Present every line in which the string "from" appears.

[Data excerpts]

::::

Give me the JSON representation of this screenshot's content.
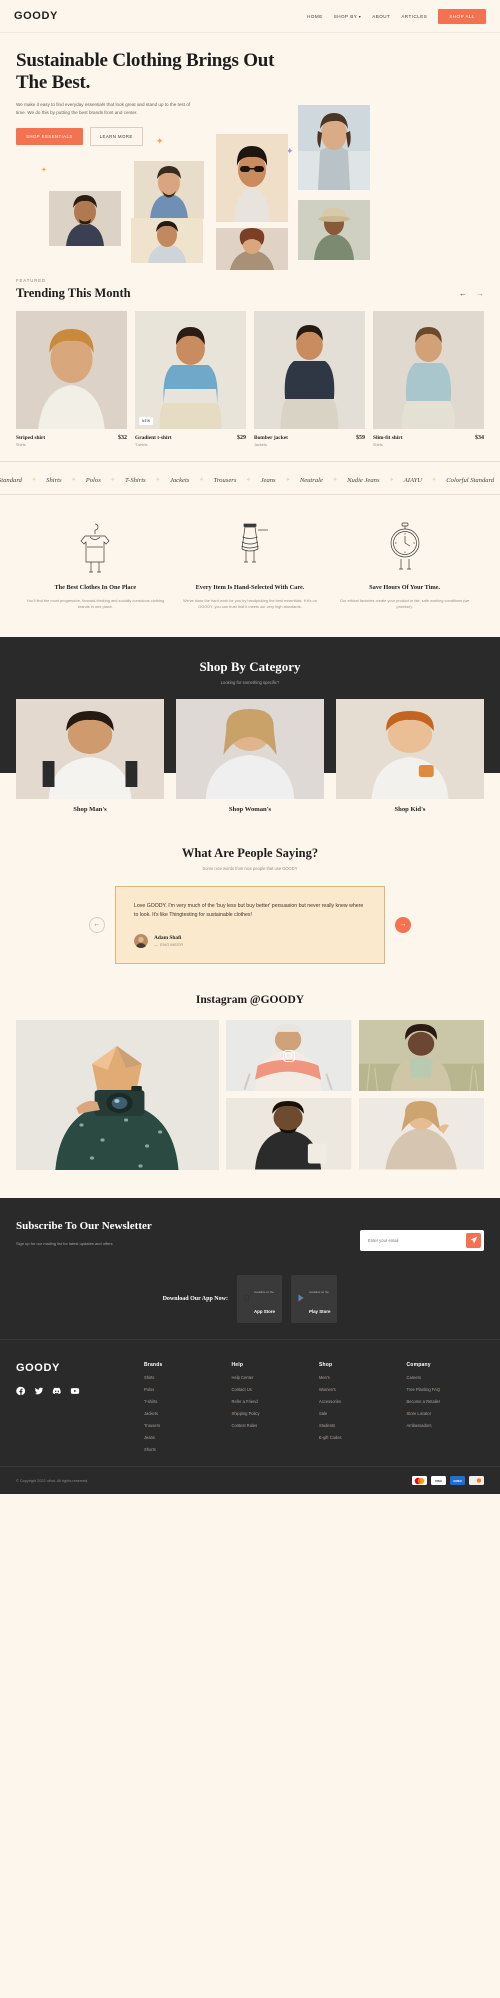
{
  "header": {
    "logo": "GOODY",
    "nav": [
      {
        "label": "HOME"
      },
      {
        "label": "SHOP BY"
      },
      {
        "label": "ABOUT"
      },
      {
        "label": "ARTICLES"
      }
    ],
    "cta": "SHOP ALL"
  },
  "hero": {
    "title": "Sustainable Clothing Brings Out The Best.",
    "subtitle": "We make it easy to find everyday essentials that look great and stand up to the test of time. We do this by putting the best brands front and center.",
    "primary_cta": "SHOP ESSENTIALS",
    "secondary_cta": "LEARN MORE"
  },
  "trending": {
    "eyebrow": "FEATURED",
    "title": "Trending This Month",
    "prev_icon": "arrow-left",
    "next_icon": "arrow-right",
    "products": [
      {
        "name": "Striped shirt",
        "category": "Shirts",
        "price": "$32",
        "badge": ""
      },
      {
        "name": "Gradient t-shirt",
        "category": "T-shirts",
        "price": "$29",
        "badge": "NEW"
      },
      {
        "name": "Bomber jacket",
        "category": "Jackets",
        "price": "$59",
        "badge": ""
      },
      {
        "name": "Slim-fit shirt",
        "category": "Shirts",
        "price": "$34",
        "badge": ""
      }
    ]
  },
  "marquee": {
    "separator": "✧",
    "items": [
      "Colorful Standard",
      "Shirts",
      "Polos",
      "T-Shirts",
      "Jackets",
      "Trousers",
      "Jeans",
      "Neutrale",
      "Nudie Jeans",
      "AIAYU"
    ]
  },
  "features": [
    {
      "icon": "tshirt-hanger-icon",
      "title": "The Best Clothes In One Place",
      "desc": "You'll find the most progressive, forward-thinking and socially conscious clothing brands in one place."
    },
    {
      "icon": "thread-spool-icon",
      "title": "Every Item Is Hand-Selected With Care.",
      "desc": "We've done the hard work for you by handpicking the best essentials. If it's on GOODY, you can trust that it meets our very high standards."
    },
    {
      "icon": "stopwatch-icon",
      "title": "Save Hours Of Your Time.",
      "desc": "Our ethical factories create your product in fair, safe working conditions (we promise)."
    }
  ],
  "category": {
    "title": "Shop By Category",
    "subtitle": "Looking for something specific?",
    "cards": [
      {
        "label": "Shop Man's"
      },
      {
        "label": "Shop Woman's"
      },
      {
        "label": "Shop Kid's"
      }
    ]
  },
  "testimonial": {
    "title": "What Are People Saying?",
    "subtitle": "Some nice words from nice people that use GOODY",
    "quote": "Love GOODY. I'm very much of the 'buy less but buy better' persuasion but never really knew where to look. It's like Thingtesting for sustainable clothes!",
    "author_name": "Adam Shafi",
    "author_role": "ENGINEER",
    "prev_icon": "arrow-left",
    "next_icon": "arrow-right"
  },
  "instagram": {
    "title": "Instagram @GOODY",
    "badge_icon": "instagram-icon"
  },
  "newsletter": {
    "title": "Subscribe To Our Newsletter",
    "subtitle": "Sign up for our mailing list for latest updates and offers",
    "placeholder": "Enter your email",
    "value": "",
    "submit_icon": "send-icon"
  },
  "app": {
    "text": "Download Our App Now:",
    "stores": [
      {
        "icon": "apple-icon",
        "top": "Available on the",
        "name": "App Store"
      },
      {
        "icon": "play-icon",
        "top": "Available on the",
        "name": "Play Store"
      }
    ]
  },
  "footer": {
    "logo": "GOODY",
    "social": [
      {
        "icon": "facebook-icon"
      },
      {
        "icon": "twitter-icon"
      },
      {
        "icon": "discord-icon"
      },
      {
        "icon": "youtube-icon"
      }
    ],
    "columns": [
      {
        "heading": "Brands",
        "links": [
          "Shirts",
          "Polos",
          "T-shirts",
          "Jackets",
          "Trousers",
          "Jeans",
          "Shorts"
        ]
      },
      {
        "heading": "Help",
        "links": [
          "Help Center",
          "Contact Us",
          "Refer a Friend",
          "Shipping Policy",
          "Contest Rules"
        ]
      },
      {
        "heading": "Shop",
        "links": [
          "Men's",
          "Women's",
          "Accessories",
          "Sale",
          "Students",
          "E-gift Codes"
        ]
      },
      {
        "heading": "Company",
        "links": [
          "Careers",
          "Tree Planting FAQ",
          "Become a Retailer",
          "Store Locator",
          "Ambassadors"
        ]
      }
    ],
    "copyright": "© Copyright 2022 uihut. All rights reserved.",
    "payments": [
      {
        "name": "mastercard"
      },
      {
        "name": "visa"
      },
      {
        "name": "amex"
      },
      {
        "name": "discover"
      }
    ]
  },
  "colors": {
    "accent": "#f4724f",
    "cream": "#fdf6ec",
    "dark": "#2a2a2a",
    "tan": "#fbe9cd"
  }
}
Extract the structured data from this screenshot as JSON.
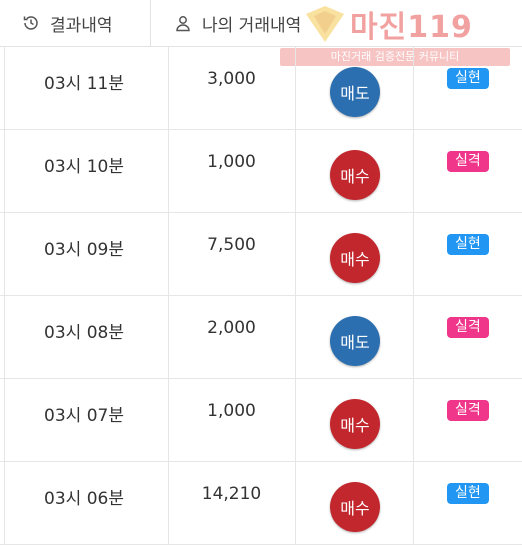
{
  "tabs": [
    {
      "label": "결과내역",
      "icon": "history-icon"
    },
    {
      "label": "나의 거래내역",
      "icon": "user-icon"
    }
  ],
  "watermark": {
    "title": "마진119",
    "subtitle": "마진거래 검증전문 커뮤니티"
  },
  "colors": {
    "sell": "#2c6fb0",
    "buy": "#c2272d",
    "success": "#2196f3",
    "fail": "#f0368a"
  },
  "rows": [
    {
      "time": "03시 11분",
      "amount": "3,000",
      "side": "매도",
      "side_type": "sell",
      "result": "실현",
      "result_type": "success"
    },
    {
      "time": "03시 10분",
      "amount": "1,000",
      "side": "매수",
      "side_type": "buy",
      "result": "실격",
      "result_type": "fail"
    },
    {
      "time": "03시 09분",
      "amount": "7,500",
      "side": "매수",
      "side_type": "buy",
      "result": "실현",
      "result_type": "success"
    },
    {
      "time": "03시 08분",
      "amount": "2,000",
      "side": "매도",
      "side_type": "sell",
      "result": "실격",
      "result_type": "fail"
    },
    {
      "time": "03시 07분",
      "amount": "1,000",
      "side": "매수",
      "side_type": "buy",
      "result": "실격",
      "result_type": "fail"
    },
    {
      "time": "03시 06분",
      "amount": "14,210",
      "side": "매수",
      "side_type": "buy",
      "result": "실현",
      "result_type": "success"
    }
  ]
}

::::

**EXERCISE OUTPUT:**
    "subtitle": "Some nice words from nice people that use GOODY",
Extract the structured data from this screenshot as JSON.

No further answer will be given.